--- Stored entries ---

#####

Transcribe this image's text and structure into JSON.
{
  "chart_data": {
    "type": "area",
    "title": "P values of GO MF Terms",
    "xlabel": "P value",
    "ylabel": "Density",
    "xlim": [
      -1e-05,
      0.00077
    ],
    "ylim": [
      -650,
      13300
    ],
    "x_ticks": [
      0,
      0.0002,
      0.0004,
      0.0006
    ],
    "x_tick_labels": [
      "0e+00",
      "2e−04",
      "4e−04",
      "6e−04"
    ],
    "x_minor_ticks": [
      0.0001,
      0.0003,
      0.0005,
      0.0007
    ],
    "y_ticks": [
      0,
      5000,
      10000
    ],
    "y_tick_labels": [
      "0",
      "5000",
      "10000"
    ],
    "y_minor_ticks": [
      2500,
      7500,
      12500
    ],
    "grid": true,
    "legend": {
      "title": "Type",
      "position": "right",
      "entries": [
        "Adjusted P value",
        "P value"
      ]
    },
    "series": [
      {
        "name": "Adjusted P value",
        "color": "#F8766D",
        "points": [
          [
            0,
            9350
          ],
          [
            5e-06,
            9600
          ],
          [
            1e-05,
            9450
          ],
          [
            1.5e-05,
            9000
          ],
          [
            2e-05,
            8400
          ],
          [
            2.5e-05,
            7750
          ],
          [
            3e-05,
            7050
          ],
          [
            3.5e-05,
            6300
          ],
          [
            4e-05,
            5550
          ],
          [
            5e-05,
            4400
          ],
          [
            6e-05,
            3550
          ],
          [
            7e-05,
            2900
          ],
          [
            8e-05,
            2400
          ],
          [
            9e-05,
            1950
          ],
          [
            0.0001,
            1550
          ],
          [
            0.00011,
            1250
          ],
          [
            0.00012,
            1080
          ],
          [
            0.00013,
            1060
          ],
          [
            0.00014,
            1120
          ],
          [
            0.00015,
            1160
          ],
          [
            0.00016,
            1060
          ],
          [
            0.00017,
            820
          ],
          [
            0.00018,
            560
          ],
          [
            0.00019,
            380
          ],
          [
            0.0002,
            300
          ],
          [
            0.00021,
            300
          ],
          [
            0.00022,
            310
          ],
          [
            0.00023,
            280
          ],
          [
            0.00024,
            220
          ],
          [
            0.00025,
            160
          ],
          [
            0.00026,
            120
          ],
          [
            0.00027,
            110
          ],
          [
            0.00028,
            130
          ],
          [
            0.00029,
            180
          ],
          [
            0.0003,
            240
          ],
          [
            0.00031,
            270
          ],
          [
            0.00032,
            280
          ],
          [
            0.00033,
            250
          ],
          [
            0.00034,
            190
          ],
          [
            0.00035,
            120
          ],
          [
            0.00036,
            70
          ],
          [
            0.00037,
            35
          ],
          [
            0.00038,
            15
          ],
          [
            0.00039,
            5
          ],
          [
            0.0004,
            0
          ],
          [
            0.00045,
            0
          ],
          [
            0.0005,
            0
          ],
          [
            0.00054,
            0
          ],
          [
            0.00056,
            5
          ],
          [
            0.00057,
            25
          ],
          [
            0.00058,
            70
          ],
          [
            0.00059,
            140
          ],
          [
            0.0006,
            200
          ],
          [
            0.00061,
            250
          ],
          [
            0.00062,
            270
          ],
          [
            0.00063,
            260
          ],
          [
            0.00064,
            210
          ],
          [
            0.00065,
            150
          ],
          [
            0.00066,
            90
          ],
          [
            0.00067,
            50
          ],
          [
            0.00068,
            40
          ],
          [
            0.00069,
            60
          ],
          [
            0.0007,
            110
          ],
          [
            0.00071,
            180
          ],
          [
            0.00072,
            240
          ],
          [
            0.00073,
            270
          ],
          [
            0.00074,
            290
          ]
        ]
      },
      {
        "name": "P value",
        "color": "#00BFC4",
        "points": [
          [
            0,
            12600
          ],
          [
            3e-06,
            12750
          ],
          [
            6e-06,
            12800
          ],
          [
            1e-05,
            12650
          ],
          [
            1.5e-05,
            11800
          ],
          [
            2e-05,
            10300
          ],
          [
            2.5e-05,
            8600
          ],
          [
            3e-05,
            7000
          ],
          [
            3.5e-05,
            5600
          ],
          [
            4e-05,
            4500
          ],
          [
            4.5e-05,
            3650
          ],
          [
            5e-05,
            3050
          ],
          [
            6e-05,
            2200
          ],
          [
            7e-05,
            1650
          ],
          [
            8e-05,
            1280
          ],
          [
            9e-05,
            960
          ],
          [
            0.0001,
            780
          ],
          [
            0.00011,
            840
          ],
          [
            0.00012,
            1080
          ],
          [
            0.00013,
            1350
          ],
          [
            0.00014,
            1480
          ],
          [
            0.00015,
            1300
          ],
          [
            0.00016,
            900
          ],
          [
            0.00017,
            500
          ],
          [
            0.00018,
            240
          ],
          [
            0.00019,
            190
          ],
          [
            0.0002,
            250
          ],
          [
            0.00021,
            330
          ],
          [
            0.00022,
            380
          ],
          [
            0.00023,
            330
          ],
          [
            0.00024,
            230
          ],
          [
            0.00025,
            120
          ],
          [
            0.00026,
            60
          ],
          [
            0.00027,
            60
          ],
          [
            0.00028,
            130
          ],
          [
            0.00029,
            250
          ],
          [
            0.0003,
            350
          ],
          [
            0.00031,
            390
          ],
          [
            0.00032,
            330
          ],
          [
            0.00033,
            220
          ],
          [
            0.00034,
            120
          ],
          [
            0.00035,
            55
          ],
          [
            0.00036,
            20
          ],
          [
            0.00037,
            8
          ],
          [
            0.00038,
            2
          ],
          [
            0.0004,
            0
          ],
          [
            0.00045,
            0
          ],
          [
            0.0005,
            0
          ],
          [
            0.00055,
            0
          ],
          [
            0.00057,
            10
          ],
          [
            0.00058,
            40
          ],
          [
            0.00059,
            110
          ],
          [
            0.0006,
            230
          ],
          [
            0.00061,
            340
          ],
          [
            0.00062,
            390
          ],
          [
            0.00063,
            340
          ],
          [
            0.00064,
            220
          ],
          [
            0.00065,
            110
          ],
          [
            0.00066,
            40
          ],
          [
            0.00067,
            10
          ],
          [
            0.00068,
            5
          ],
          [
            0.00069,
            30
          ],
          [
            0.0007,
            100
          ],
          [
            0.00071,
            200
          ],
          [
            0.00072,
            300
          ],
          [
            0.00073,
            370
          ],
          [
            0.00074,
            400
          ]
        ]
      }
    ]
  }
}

#####

--- The problem ---
Reproduce the material above without altering a single character.

--- Expected output ---
Transcribe this image's text and structure into JSON.
{
  "chart_data": {
    "type": "area",
    "title": "P values of GO MF Terms",
    "xlabel": "P value",
    "ylabel": "Density",
    "xlim": [
      -1e-05,
      0.00077
    ],
    "ylim": [
      -650,
      13300
    ],
    "x_ticks": [
      0,
      0.0002,
      0.0004,
      0.0006
    ],
    "x_tick_labels": [
      "0e+00",
      "2e−04",
      "4e−04",
      "6e−04"
    ],
    "x_minor_ticks": [
      0.0001,
      0.0003,
      0.0005,
      0.0007
    ],
    "y_ticks": [
      0,
      5000,
      10000
    ],
    "y_tick_labels": [
      "0",
      "5000",
      "10000"
    ],
    "y_minor_ticks": [
      2500,
      7500,
      12500
    ],
    "grid": true,
    "legend": {
      "title": "Type",
      "position": "right",
      "entries": [
        "Adjusted P value",
        "P value"
      ]
    },
    "series": [
      {
        "name": "Adjusted P value",
        "color": "#F8766D",
        "points": [
          [
            0,
            9350
          ],
          [
            5e-06,
            9600
          ],
          [
            1e-05,
            9450
          ],
          [
            1.5e-05,
            9000
          ],
          [
            2e-05,
            8400
          ],
          [
            2.5e-05,
            7750
          ],
          [
            3e-05,
            7050
          ],
          [
            3.5e-05,
            6300
          ],
          [
            4e-05,
            5550
          ],
          [
            5e-05,
            4400
          ],
          [
            6e-05,
            3550
          ],
          [
            7e-05,
            2900
          ],
          [
            8e-05,
            2400
          ],
          [
            9e-05,
            1950
          ],
          [
            0.0001,
            1550
          ],
          [
            0.00011,
            1250
          ],
          [
            0.00012,
            1080
          ],
          [
            0.00013,
            1060
          ],
          [
            0.00014,
            1120
          ],
          [
            0.00015,
            1160
          ],
          [
            0.00016,
            1060
          ],
          [
            0.00017,
            820
          ],
          [
            0.00018,
            560
          ],
          [
            0.00019,
            380
          ],
          [
            0.0002,
            300
          ],
          [
            0.00021,
            300
          ],
          [
            0.00022,
            310
          ],
          [
            0.00023,
            280
          ],
          [
            0.00024,
            220
          ],
          [
            0.00025,
            160
          ],
          [
            0.00026,
            120
          ],
          [
            0.00027,
            110
          ],
          [
            0.00028,
            130
          ],
          [
            0.00029,
            180
          ],
          [
            0.0003,
            240
          ],
          [
            0.00031,
            270
          ],
          [
            0.00032,
            280
          ],
          [
            0.00033,
            250
          ],
          [
            0.00034,
            190
          ],
          [
            0.00035,
            120
          ],
          [
            0.00036,
            70
          ],
          [
            0.00037,
            35
          ],
          [
            0.00038,
            15
          ],
          [
            0.00039,
            5
          ],
          [
            0.0004,
            0
          ],
          [
            0.00045,
            0
          ],
          [
            0.0005,
            0
          ],
          [
            0.00054,
            0
          ],
          [
            0.00056,
            5
          ],
          [
            0.00057,
            25
          ],
          [
            0.00058,
            70
          ],
          [
            0.00059,
            140
          ],
          [
            0.0006,
            200
          ],
          [
            0.00061,
            250
          ],
          [
            0.00062,
            270
          ],
          [
            0.00063,
            260
          ],
          [
            0.00064,
            210
          ],
          [
            0.00065,
            150
          ],
          [
            0.00066,
            90
          ],
          [
            0.00067,
            50
          ],
          [
            0.00068,
            40
          ],
          [
            0.00069,
            60
          ],
          [
            0.0007,
            110
          ],
          [
            0.00071,
            180
          ],
          [
            0.00072,
            240
          ],
          [
            0.00073,
            270
          ],
          [
            0.00074,
            290
          ]
        ]
      },
      {
        "name": "P value",
        "color": "#00BFC4",
        "points": [
          [
            0,
            12600
          ],
          [
            3e-06,
            12750
          ],
          [
            6e-06,
            12800
          ],
          [
            1e-05,
            12650
          ],
          [
            1.5e-05,
            11800
          ],
          [
            2e-05,
            10300
          ],
          [
            2.5e-05,
            8600
          ],
          [
            3e-05,
            7000
          ],
          [
            3.5e-05,
            5600
          ],
          [
            4e-05,
            4500
          ],
          [
            4.5e-05,
            3650
          ],
          [
            5e-05,
            3050
          ],
          [
            6e-05,
            2200
          ],
          [
            7e-05,
            1650
          ],
          [
            8e-05,
            1280
          ],
          [
            9e-05,
            960
          ],
          [
            0.0001,
            780
          ],
          [
            0.00011,
            840
          ],
          [
            0.00012,
            1080
          ],
          [
            0.00013,
            1350
          ],
          [
            0.00014,
            1480
          ],
          [
            0.00015,
            1300
          ],
          [
            0.00016,
            900
          ],
          [
            0.00017,
            500
          ],
          [
            0.00018,
            240
          ],
          [
            0.00019,
            190
          ],
          [
            0.0002,
            250
          ],
          [
            0.00021,
            330
          ],
          [
            0.00022,
            380
          ],
          [
            0.00023,
            330
          ],
          [
            0.00024,
            230
          ],
          [
            0.00025,
            120
          ],
          [
            0.00026,
            60
          ],
          [
            0.00027,
            60
          ],
          [
            0.00028,
            130
          ],
          [
            0.00029,
            250
          ],
          [
            0.0003,
            350
          ],
          [
            0.00031,
            390
          ],
          [
            0.00032,
            330
          ],
          [
            0.00033,
            220
          ],
          [
            0.00034,
            120
          ],
          [
            0.00035,
            55
          ],
          [
            0.00036,
            20
          ],
          [
            0.00037,
            8
          ],
          [
            0.00038,
            2
          ],
          [
            0.0004,
            0
          ],
          [
            0.00045,
            0
          ],
          [
            0.0005,
            0
          ],
          [
            0.00055,
            0
          ],
          [
            0.00057,
            10
          ],
          [
            0.00058,
            40
          ],
          [
            0.00059,
            110
          ],
          [
            0.0006,
            230
          ],
          [
            0.00061,
            340
          ],
          [
            0.00062,
            390
          ],
          [
            0.00063,
            340
          ],
          [
            0.00064,
            220
          ],
          [
            0.00065,
            110
          ],
          [
            0.00066,
            40
          ],
          [
            0.00067,
            10
          ],
          [
            0.00068,
            5
          ],
          [
            0.00069,
            30
          ],
          [
            0.0007,
            100
          ],
          [
            0.00071,
            200
          ],
          [
            0.00072,
            300
          ],
          [
            0.00073,
            370
          ],
          [
            0.00074,
            400
          ]
        ]
      }
    ]
  }
}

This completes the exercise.